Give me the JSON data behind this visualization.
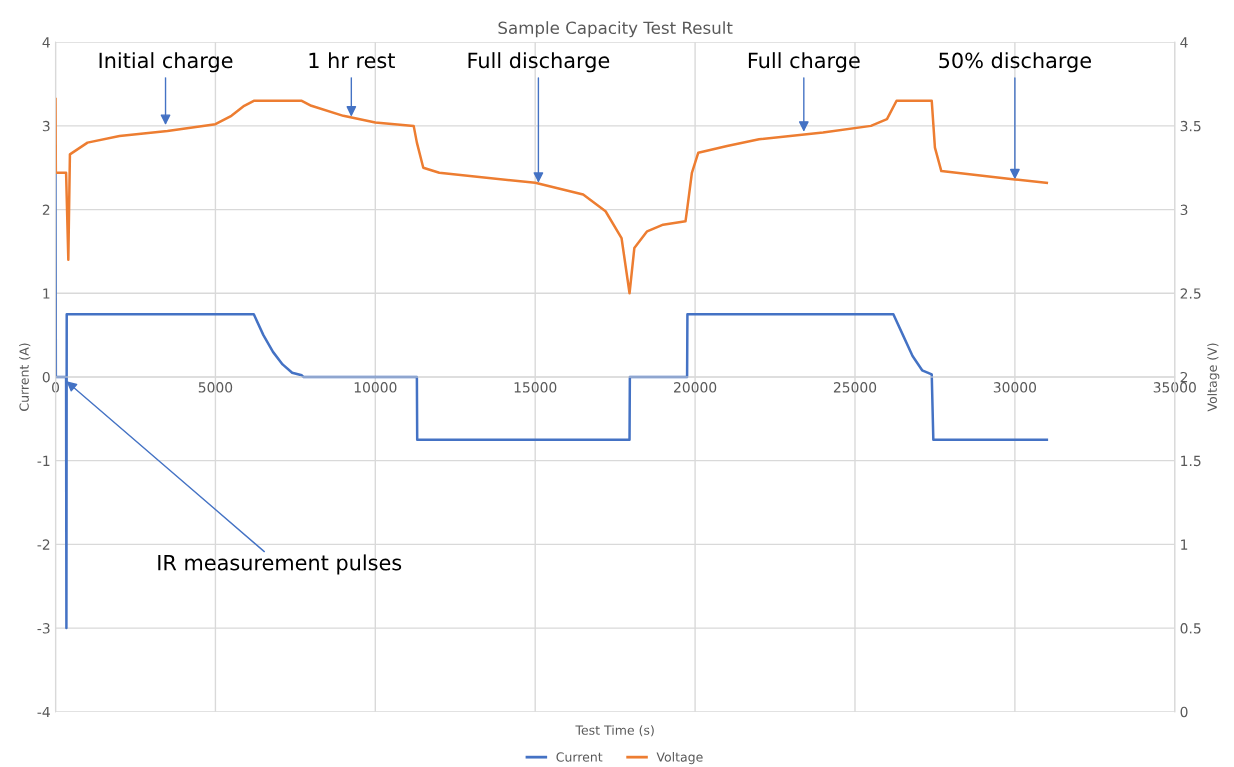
{
  "chart_data": {
    "type": "line",
    "title": "Sample Capacity Test Result",
    "xlabel": "Test Time (s)",
    "ylabel": "Current (A)",
    "y2label": "Voltage (V)",
    "xlim": [
      0,
      35000
    ],
    "xticks": [
      0,
      5000,
      10000,
      15000,
      20000,
      25000,
      30000,
      35000
    ],
    "ylim": [
      -4,
      4
    ],
    "yticks": [
      -4,
      -3,
      -2,
      -1,
      0,
      1,
      2,
      3,
      4
    ],
    "y2lim": [
      0,
      4
    ],
    "y2ticks": [
      0,
      0.5,
      1,
      1.5,
      2,
      2.5,
      3,
      3.5,
      4
    ],
    "grid": true,
    "legend": "bottom",
    "series": [
      {
        "name": "Current",
        "color": "#4472c4",
        "x": [
          0,
          10,
          330,
          340,
          350,
          6200,
          6500,
          6800,
          7100,
          7400,
          7700,
          7750,
          11300,
          11310,
          17950,
          17960,
          19750,
          19760,
          26200,
          26500,
          26800,
          27100,
          27400,
          27450,
          31000
        ],
        "values": [
          2.45,
          0,
          0,
          -3,
          0.75,
          0.75,
          0.5,
          0.3,
          0.15,
          0.05,
          0.02,
          0,
          0,
          -0.75,
          -0.75,
          0,
          0,
          0.75,
          0.75,
          0.5,
          0.25,
          0.08,
          0.03,
          -0.75,
          -0.75
        ]
      },
      {
        "name": "Voltage",
        "color": "#ed7d31",
        "axis": "y2",
        "x": [
          0,
          10,
          330,
          400,
          450,
          1000,
          2000,
          3500,
          5000,
          5500,
          5900,
          6200,
          7700,
          8000,
          9000,
          10000,
          11200,
          11300,
          11500,
          12000,
          15000,
          16500,
          17200,
          17700,
          17950,
          18100,
          18500,
          19000,
          19700,
          19750,
          19900,
          20100,
          21000,
          22000,
          24000,
          25500,
          26000,
          26300,
          27400,
          27500,
          27700,
          30000,
          31000
        ],
        "values": [
          3.66,
          3.22,
          3.22,
          2.7,
          3.33,
          3.4,
          3.44,
          3.47,
          3.51,
          3.56,
          3.62,
          3.65,
          3.65,
          3.62,
          3.56,
          3.52,
          3.5,
          3.4,
          3.25,
          3.22,
          3.16,
          3.09,
          2.99,
          2.83,
          2.5,
          2.77,
          2.87,
          2.91,
          2.93,
          3.0,
          3.22,
          3.34,
          3.38,
          3.42,
          3.46,
          3.5,
          3.54,
          3.65,
          3.65,
          3.37,
          3.23,
          3.18,
          3.16
        ]
      }
    ],
    "annotations": [
      {
        "text": "Initial charge",
        "x": 3440,
        "y": 3.01
      },
      {
        "text": "1 hr rest",
        "x": 9250,
        "y": 3.11
      },
      {
        "text": "Full discharge",
        "x": 15100,
        "y": 2.32
      },
      {
        "text": "Full charge",
        "x": 23400,
        "y": 2.93
      },
      {
        "text": "50% discharge",
        "x": 30000,
        "y": 2.36
      },
      {
        "text": "IR measurement pulses",
        "x": 340,
        "y": -0.05
      }
    ]
  }
}
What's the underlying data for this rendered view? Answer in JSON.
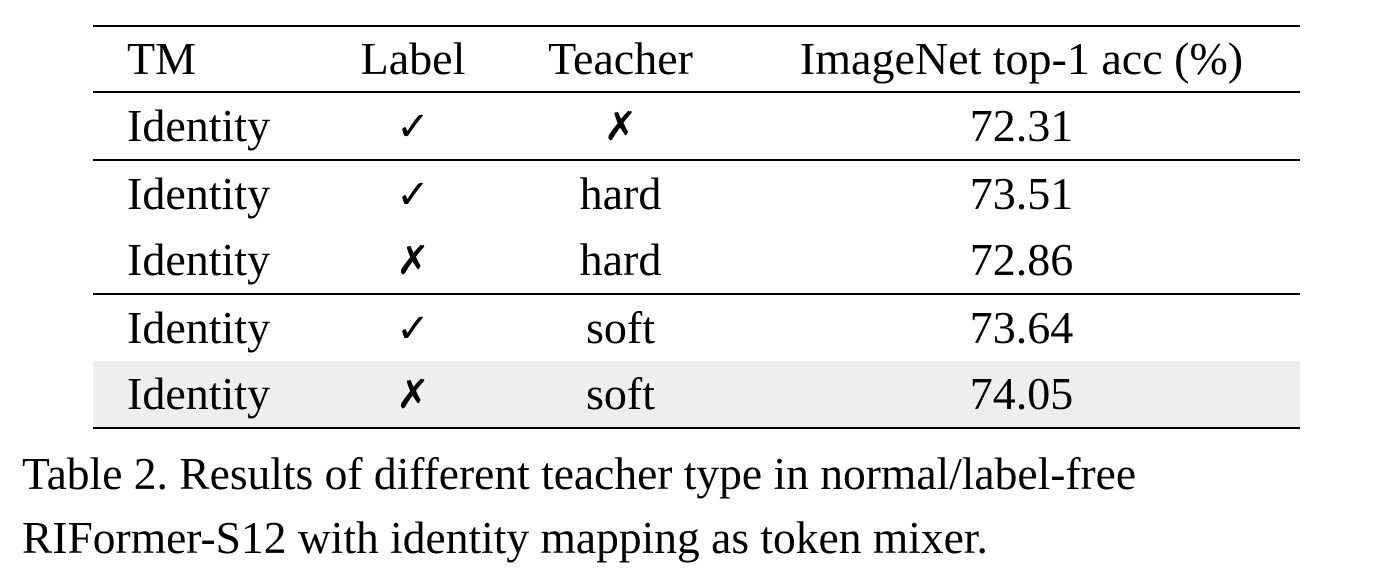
{
  "table": {
    "headers": [
      "TM",
      "Label",
      "Teacher",
      "ImageNet top-1 acc (%)"
    ],
    "rows": [
      {
        "tm": "Identity",
        "label": "✓",
        "teacher": "✗",
        "acc": "72.31"
      },
      {
        "tm": "Identity",
        "label": "✓",
        "teacher": "hard",
        "acc": "73.51"
      },
      {
        "tm": "Identity",
        "label": "✗",
        "teacher": "hard",
        "acc": "72.86"
      },
      {
        "tm": "Identity",
        "label": "✓",
        "teacher": "soft",
        "acc": "73.64"
      },
      {
        "tm": "Identity",
        "label": "✗",
        "teacher": "soft",
        "acc": "74.05"
      }
    ],
    "highlight_color": "#eeeeee"
  },
  "caption": {
    "line1": "Table 2.  Results of different teacher type in normal/label-free",
    "line2": "RIFormer-S12 with identity mapping as token mixer."
  }
}
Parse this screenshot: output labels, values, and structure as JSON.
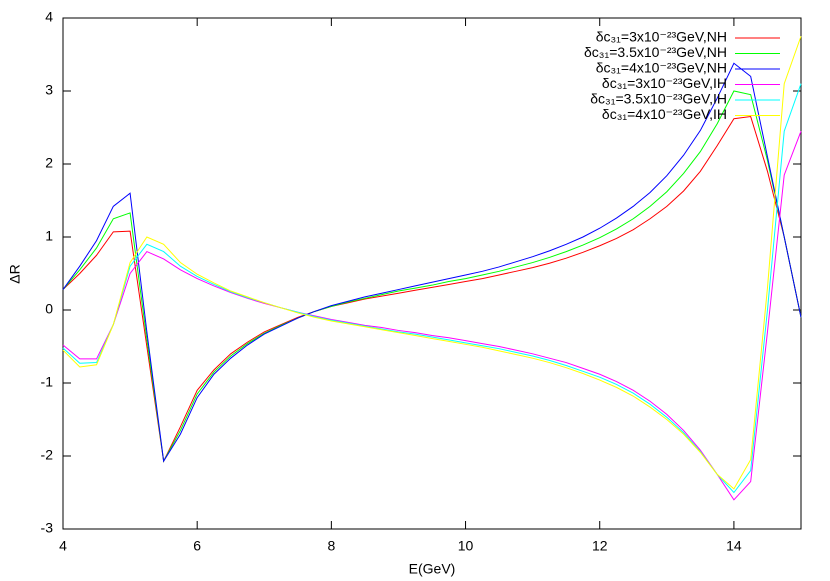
{
  "chart_data": {
    "type": "line",
    "xlabel": "E(GeV)",
    "ylabel": "ΔR",
    "xlim": [
      4,
      15
    ],
    "ylim": [
      -3,
      4
    ],
    "xticks": [
      4,
      6,
      8,
      10,
      12,
      14
    ],
    "yticks": [
      -3,
      -2,
      -1,
      0,
      1,
      2,
      3,
      4
    ],
    "legend": "top-right",
    "x": [
      4,
      4.25,
      4.5,
      4.75,
      5,
      5.25,
      5.5,
      5.75,
      6,
      6.25,
      6.5,
      6.75,
      7,
      7.25,
      7.5,
      7.75,
      8,
      8.25,
      8.5,
      8.75,
      9,
      9.25,
      9.5,
      9.75,
      10,
      10.25,
      10.5,
      10.75,
      11,
      11.25,
      11.5,
      11.75,
      12,
      12.25,
      12.5,
      12.75,
      13,
      13.25,
      13.5,
      13.75,
      14,
      14.25,
      14.5,
      14.75,
      15
    ],
    "series": [
      {
        "name": "δc₃₁=3x10⁻²³GeV,NH",
        "color": "#ff0000",
        "values": [
          0.28,
          0.5,
          0.75,
          1.07,
          1.08,
          -0.5,
          -2.07,
          -1.6,
          -1.1,
          -0.82,
          -0.6,
          -0.44,
          -0.3,
          -0.2,
          -0.1,
          -0.02,
          0.05,
          0.1,
          0.15,
          0.19,
          0.23,
          0.27,
          0.31,
          0.35,
          0.39,
          0.43,
          0.48,
          0.53,
          0.58,
          0.64,
          0.71,
          0.79,
          0.88,
          0.98,
          1.1,
          1.25,
          1.42,
          1.63,
          1.9,
          2.25,
          2.62,
          2.65,
          1.9,
          1.0,
          -0.1
        ]
      },
      {
        "name": "δc₃₁=3.5x10⁻²³GeV,NH",
        "color": "#00ff00",
        "values": [
          0.28,
          0.55,
          0.85,
          1.25,
          1.33,
          -0.4,
          -2.07,
          -1.65,
          -1.15,
          -0.85,
          -0.63,
          -0.46,
          -0.32,
          -0.21,
          -0.11,
          -0.02,
          0.05,
          0.11,
          0.16,
          0.21,
          0.26,
          0.3,
          0.34,
          0.39,
          0.43,
          0.48,
          0.53,
          0.59,
          0.65,
          0.72,
          0.8,
          0.89,
          0.99,
          1.11,
          1.25,
          1.42,
          1.62,
          1.87,
          2.17,
          2.55,
          3.0,
          2.95,
          2.05,
          1.0,
          -0.1
        ]
      },
      {
        "name": "δc₃₁=4x10⁻²³GeV,NH",
        "color": "#0000ff",
        "values": [
          0.28,
          0.6,
          0.95,
          1.42,
          1.6,
          -0.3,
          -2.07,
          -1.7,
          -1.2,
          -0.88,
          -0.66,
          -0.48,
          -0.33,
          -0.22,
          -0.11,
          -0.02,
          0.06,
          0.12,
          0.18,
          0.23,
          0.28,
          0.33,
          0.38,
          0.43,
          0.48,
          0.53,
          0.59,
          0.66,
          0.73,
          0.81,
          0.9,
          1.0,
          1.12,
          1.26,
          1.42,
          1.61,
          1.84,
          2.12,
          2.46,
          2.9,
          3.38,
          3.2,
          2.1,
          1.0,
          -0.1
        ]
      },
      {
        "name": "δc₃₁=3x10⁻²³GeV,IH",
        "color": "#ff00ff",
        "values": [
          -0.48,
          -0.67,
          -0.67,
          -0.2,
          0.5,
          0.8,
          0.7,
          0.55,
          0.43,
          0.33,
          0.24,
          0.16,
          0.09,
          0.03,
          -0.03,
          -0.08,
          -0.13,
          -0.17,
          -0.21,
          -0.24,
          -0.28,
          -0.31,
          -0.35,
          -0.38,
          -0.42,
          -0.46,
          -0.5,
          -0.55,
          -0.6,
          -0.66,
          -0.72,
          -0.8,
          -0.88,
          -0.98,
          -1.1,
          -1.25,
          -1.43,
          -1.65,
          -1.92,
          -2.25,
          -2.6,
          -2.35,
          -0.3,
          1.85,
          2.45
        ]
      },
      {
        "name": "δc₃₁=3.5x10⁻²³GeV,IH",
        "color": "#00ffff",
        "values": [
          -0.52,
          -0.73,
          -0.72,
          -0.2,
          0.6,
          0.9,
          0.8,
          0.6,
          0.46,
          0.35,
          0.25,
          0.17,
          0.1,
          0.03,
          -0.03,
          -0.09,
          -0.14,
          -0.18,
          -0.22,
          -0.26,
          -0.3,
          -0.33,
          -0.37,
          -0.41,
          -0.45,
          -0.49,
          -0.53,
          -0.58,
          -0.63,
          -0.69,
          -0.76,
          -0.84,
          -0.92,
          -1.02,
          -1.14,
          -1.29,
          -1.47,
          -1.68,
          -1.94,
          -2.25,
          -2.5,
          -2.2,
          0.0,
          2.45,
          3.1
        ]
      },
      {
        "name": "δc₃₁=4x10⁻²³GeV,IH",
        "color": "#ffff00",
        "values": [
          -0.55,
          -0.78,
          -0.75,
          -0.2,
          0.65,
          1.0,
          0.9,
          0.65,
          0.49,
          0.37,
          0.26,
          0.18,
          0.1,
          0.03,
          -0.04,
          -0.1,
          -0.15,
          -0.19,
          -0.23,
          -0.27,
          -0.31,
          -0.35,
          -0.39,
          -0.43,
          -0.47,
          -0.51,
          -0.56,
          -0.61,
          -0.66,
          -0.72,
          -0.79,
          -0.87,
          -0.96,
          -1.06,
          -1.18,
          -1.33,
          -1.5,
          -1.7,
          -1.95,
          -2.25,
          -2.45,
          -2.05,
          0.3,
          3.1,
          3.75
        ]
      }
    ]
  }
}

● ● ● ●

▸ **Directive**: Copy every line of the listing where the word "²³GeV" appears.

▸ **Task result**:
        "name": "δc₃₁=3x10⁻²³GeV,NH",
        "name": "δc₃₁=3.5x10⁻²³GeV,NH",
        "name": "δc₃₁=4x10⁻²³GeV,NH",
        "name": "δc₃₁=3x10⁻²³GeV,IH",
        "name": "δc₃₁=3.5x10⁻²³GeV,IH",
        "name": "δc₃₁=4x10⁻²³GeV,IH",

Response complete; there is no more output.